(WHAT IS BEING ASKED)
Take the entries below and reproduce them word for word.

(DATASET)
■ ■ ■ ■ ■ ■ ■

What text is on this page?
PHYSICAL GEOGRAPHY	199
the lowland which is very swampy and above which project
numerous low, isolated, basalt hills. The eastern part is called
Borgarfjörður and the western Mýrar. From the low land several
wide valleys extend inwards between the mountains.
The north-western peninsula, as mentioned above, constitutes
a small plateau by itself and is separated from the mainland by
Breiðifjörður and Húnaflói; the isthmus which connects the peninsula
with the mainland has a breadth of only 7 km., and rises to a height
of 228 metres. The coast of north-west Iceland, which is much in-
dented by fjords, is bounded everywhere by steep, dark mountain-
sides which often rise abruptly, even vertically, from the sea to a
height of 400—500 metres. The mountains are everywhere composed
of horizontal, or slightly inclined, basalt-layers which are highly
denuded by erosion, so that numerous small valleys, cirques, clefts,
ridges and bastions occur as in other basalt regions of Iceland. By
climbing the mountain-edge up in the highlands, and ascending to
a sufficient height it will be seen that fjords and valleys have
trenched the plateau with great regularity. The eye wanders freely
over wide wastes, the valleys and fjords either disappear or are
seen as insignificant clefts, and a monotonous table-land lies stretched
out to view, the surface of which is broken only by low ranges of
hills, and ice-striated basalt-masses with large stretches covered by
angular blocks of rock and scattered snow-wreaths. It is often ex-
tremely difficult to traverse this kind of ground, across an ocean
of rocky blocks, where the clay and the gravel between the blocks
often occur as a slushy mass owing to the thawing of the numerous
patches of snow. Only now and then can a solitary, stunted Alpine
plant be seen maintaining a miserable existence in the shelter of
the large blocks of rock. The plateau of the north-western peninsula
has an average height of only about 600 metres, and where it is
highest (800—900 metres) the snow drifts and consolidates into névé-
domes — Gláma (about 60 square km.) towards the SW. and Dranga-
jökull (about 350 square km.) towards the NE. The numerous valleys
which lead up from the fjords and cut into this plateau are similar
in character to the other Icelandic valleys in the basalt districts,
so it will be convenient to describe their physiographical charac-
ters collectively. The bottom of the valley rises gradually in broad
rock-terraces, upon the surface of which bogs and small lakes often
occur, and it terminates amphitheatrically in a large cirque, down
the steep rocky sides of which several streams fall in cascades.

■ ■ ■ ■ ■ ■ ■

(EXERCISE RESPONSE)
What text is on this page?
PHYSICAL GEOGRAPHY	199
the lowland which is very swampy and above which project
numerous low, isolated, basalt hills. The eastern part is called
Borgarfjörður and the western Mýrar. From the low land several
wide valleys extend inwards between the mountains.
The north-western peninsula, as mentioned above, constitutes
a small plateau by itself and is separated from the mainland by
Breiðifjörður and Húnaflói; the isthmus which connects the peninsula
with the mainland has a breadth of only 7 km., and rises to a height
of 228 metres. The coast of north-west Iceland, which is much in-
dented by fjords, is bounded everywhere by steep, dark mountain-
sides which often rise abruptly, even vertically, from the sea to a
height of 400—500 metres. The mountains are everywhere composed
of horizontal, or slightly inclined, basalt-layers which are highly
denuded by erosion, so that numerous small valleys, cirques, clefts,
ridges and bastions occur as in other basalt regions of Iceland. By
climbing the mountain-edge up in the highlands, and ascending to
a sufficient height it will be seen that fjords and valleys have
trenched the plateau with great regularity. The eye wanders freely
over wide wastes, the valleys and fjords either disappear or are
seen as insignificant clefts, and a monotonous table-land lies stretched
out to view, the surface of which is broken only by low ranges of
hills, and ice-striated basalt-masses with large stretches covered by
angular blocks of rock and scattered snow-wreaths. It is often ex-
tremely difficult to traverse this kind of ground, across an ocean
of rocky blocks, where the clay and the gravel between the blocks
often occur as a slushy mass owing to the thawing of the numerous
patches of snow. Only now and then can a solitary, stunted Alpine
plant be seen maintaining a miserable existence in the shelter of
the large blocks of rock. The plateau of the north-western peninsula
has an average height of only about 600 metres, and where it is
highest (800—900 metres) the snow drifts and consolidates into névé-
domes — Gláma (about 60 square km.) towards the SW. and Dranga-
jökull (about 350 square km.) towards the NE. The numerous valleys
which lead up from the fjords and cut into this plateau are similar
in character to the other Icelandic valleys in the basalt districts,
so it will be convenient to describe their physiographical charac-
ters collectively. The bottom of the valley rises gradually in broad
rock-terraces, upon the surface of which bogs and small lakes often
occur, and it terminates amphitheatrically in a large cirque, down
the steep rocky sides of which several streams fall in cascades.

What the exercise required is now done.